Leave out the pictures, then reproduce the rest of the material exactly.

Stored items

▼

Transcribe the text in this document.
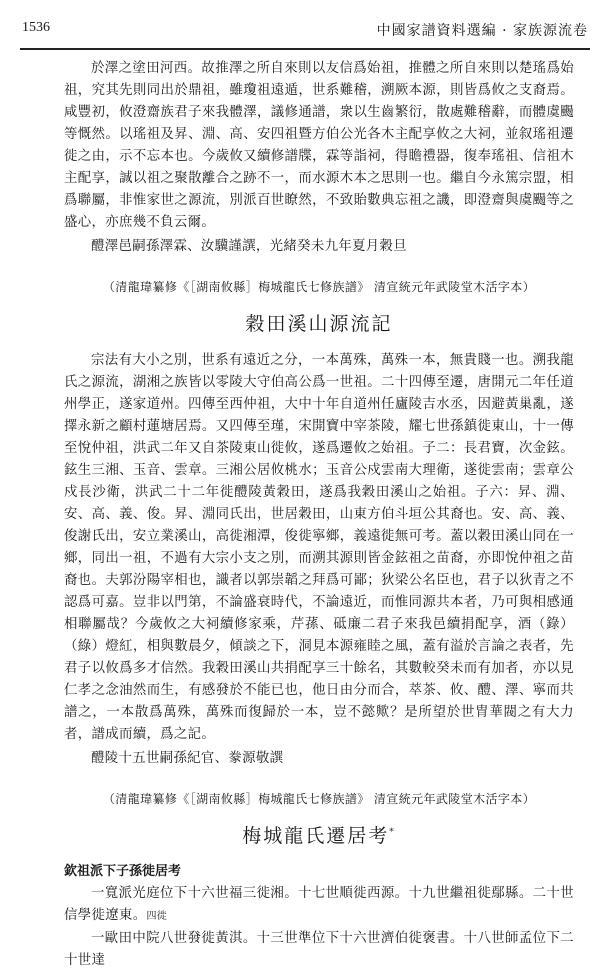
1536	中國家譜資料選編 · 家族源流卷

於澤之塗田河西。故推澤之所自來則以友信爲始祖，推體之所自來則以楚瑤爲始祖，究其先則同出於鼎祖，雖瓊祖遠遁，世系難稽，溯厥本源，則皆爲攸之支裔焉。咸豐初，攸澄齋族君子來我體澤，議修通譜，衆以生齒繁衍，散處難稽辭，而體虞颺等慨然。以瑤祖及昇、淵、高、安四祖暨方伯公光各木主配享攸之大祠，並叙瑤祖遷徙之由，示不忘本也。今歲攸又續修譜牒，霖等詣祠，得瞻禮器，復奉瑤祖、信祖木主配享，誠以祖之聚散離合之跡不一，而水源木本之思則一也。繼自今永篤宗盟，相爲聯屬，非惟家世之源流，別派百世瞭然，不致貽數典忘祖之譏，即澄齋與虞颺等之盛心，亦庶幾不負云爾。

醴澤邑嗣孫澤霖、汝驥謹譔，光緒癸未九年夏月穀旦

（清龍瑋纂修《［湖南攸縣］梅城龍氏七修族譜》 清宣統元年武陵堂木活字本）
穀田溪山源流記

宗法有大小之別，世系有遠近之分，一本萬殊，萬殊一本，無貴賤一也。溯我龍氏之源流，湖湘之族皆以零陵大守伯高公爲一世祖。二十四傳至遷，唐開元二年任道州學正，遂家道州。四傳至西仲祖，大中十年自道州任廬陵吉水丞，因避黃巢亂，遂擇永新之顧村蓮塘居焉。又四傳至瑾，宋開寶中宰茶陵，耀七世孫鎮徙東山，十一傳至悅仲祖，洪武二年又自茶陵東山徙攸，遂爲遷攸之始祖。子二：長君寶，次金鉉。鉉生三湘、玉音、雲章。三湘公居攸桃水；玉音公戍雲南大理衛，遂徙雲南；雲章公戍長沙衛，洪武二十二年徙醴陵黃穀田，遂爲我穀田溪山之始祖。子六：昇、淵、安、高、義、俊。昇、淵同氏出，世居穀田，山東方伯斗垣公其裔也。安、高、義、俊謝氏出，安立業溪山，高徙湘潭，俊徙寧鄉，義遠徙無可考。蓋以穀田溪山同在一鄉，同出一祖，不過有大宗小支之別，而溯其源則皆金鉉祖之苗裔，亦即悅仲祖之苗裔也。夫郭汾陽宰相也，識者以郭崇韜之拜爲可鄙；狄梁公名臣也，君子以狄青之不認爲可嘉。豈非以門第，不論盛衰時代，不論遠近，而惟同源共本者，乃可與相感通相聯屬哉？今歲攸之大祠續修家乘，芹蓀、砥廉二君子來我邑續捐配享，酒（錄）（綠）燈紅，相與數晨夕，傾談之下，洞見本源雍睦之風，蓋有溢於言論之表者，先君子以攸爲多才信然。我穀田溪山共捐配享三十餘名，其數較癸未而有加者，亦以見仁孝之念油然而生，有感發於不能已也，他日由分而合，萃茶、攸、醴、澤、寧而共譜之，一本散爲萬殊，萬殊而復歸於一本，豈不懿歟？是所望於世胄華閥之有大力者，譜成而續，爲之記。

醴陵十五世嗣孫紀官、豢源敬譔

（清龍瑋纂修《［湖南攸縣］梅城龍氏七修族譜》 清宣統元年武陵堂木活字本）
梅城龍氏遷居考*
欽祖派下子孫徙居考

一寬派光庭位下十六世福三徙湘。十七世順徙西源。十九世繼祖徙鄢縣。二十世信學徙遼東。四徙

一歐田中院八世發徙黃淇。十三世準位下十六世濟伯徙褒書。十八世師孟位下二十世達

▲

Exercise output:
Transcribe the text in this document.
1536	中國家譜資料選編 · 家族源流卷

於澤之塗田河西。故推澤之所自來則以友信爲始祖，推體之所自來則以楚瑤爲始祖，究其先則同出於鼎祖，雖瓊祖遠遁，世系難稽，溯厥本源，則皆爲攸之支裔焉。咸豐初，攸澄齋族君子來我體澤，議修通譜，衆以生齒繁衍，散處難稽辭，而體虞颺等慨然。以瑤祖及昇、淵、高、安四祖暨方伯公光各木主配享攸之大祠，並叙瑤祖遷徙之由，示不忘本也。今歲攸又續修譜牒，霖等詣祠，得瞻禮器，復奉瑤祖、信祖木主配享，誠以祖之聚散離合之跡不一，而水源木本之思則一也。繼自今永篤宗盟，相爲聯屬，非惟家世之源流，別派百世瞭然，不致貽數典忘祖之譏，即澄齋與虞颺等之盛心，亦庶幾不負云爾。

醴澤邑嗣孫澤霖、汝驥謹譔，光緒癸未九年夏月穀旦

（清龍瑋纂修《［湖南攸縣］梅城龍氏七修族譜》 清宣統元年武陵堂木活字本）
穀田溪山源流記

宗法有大小之別，世系有遠近之分，一本萬殊，萬殊一本，無貴賤一也。溯我龍氏之源流，湖湘之族皆以零陵大守伯高公爲一世祖。二十四傳至遷，唐開元二年任道州學正，遂家道州。四傳至西仲祖，大中十年自道州任廬陵吉水丞，因避黃巢亂，遂擇永新之顧村蓮塘居焉。又四傳至瑾，宋開寶中宰茶陵，耀七世孫鎮徙東山，十一傳至悅仲祖，洪武二年又自茶陵東山徙攸，遂爲遷攸之始祖。子二：長君寶，次金鉉。鉉生三湘、玉音、雲章。三湘公居攸桃水；玉音公戍雲南大理衛，遂徙雲南；雲章公戍長沙衛，洪武二十二年徙醴陵黃穀田，遂爲我穀田溪山之始祖。子六：昇、淵、安、高、義、俊。昇、淵同氏出，世居穀田，山東方伯斗垣公其裔也。安、高、義、俊謝氏出，安立業溪山，高徙湘潭，俊徙寧鄉，義遠徙無可考。蓋以穀田溪山同在一鄉，同出一祖，不過有大宗小支之別，而溯其源則皆金鉉祖之苗裔，亦即悅仲祖之苗裔也。夫郭汾陽宰相也，識者以郭崇韜之拜爲可鄙；狄梁公名臣也，君子以狄青之不認爲可嘉。豈非以門第，不論盛衰時代，不論遠近，而惟同源共本者，乃可與相感通相聯屬哉？今歲攸之大祠續修家乘，芹蓀、砥廉二君子來我邑續捐配享，酒（錄）（綠）燈紅，相與數晨夕，傾談之下，洞見本源雍睦之風，蓋有溢於言論之表者，先君子以攸爲多才信然。我穀田溪山共捐配享三十餘名，其數較癸未而有加者，亦以見仁孝之念油然而生，有感發於不能已也，他日由分而合，萃茶、攸、醴、澤、寧而共譜之，一本散爲萬殊，萬殊而復歸於一本，豈不懿歟？是所望於世胄華閥之有大力者，譜成而續，爲之記。

醴陵十五世嗣孫紀官、豢源敬譔

（清龍瑋纂修《［湖南攸縣］梅城龍氏七修族譜》 清宣統元年武陵堂木活字本）
梅城龍氏遷居考*
欽祖派下子孫徙居考

一寬派光庭位下十六世福三徙湘。十七世順徙西源。十九世繼祖徙鄢縣。二十世信學徙遼東。四徙

一歐田中院八世發徙黃淇。十三世準位下十六世濟伯徙褒書。十八世師孟位下二十世達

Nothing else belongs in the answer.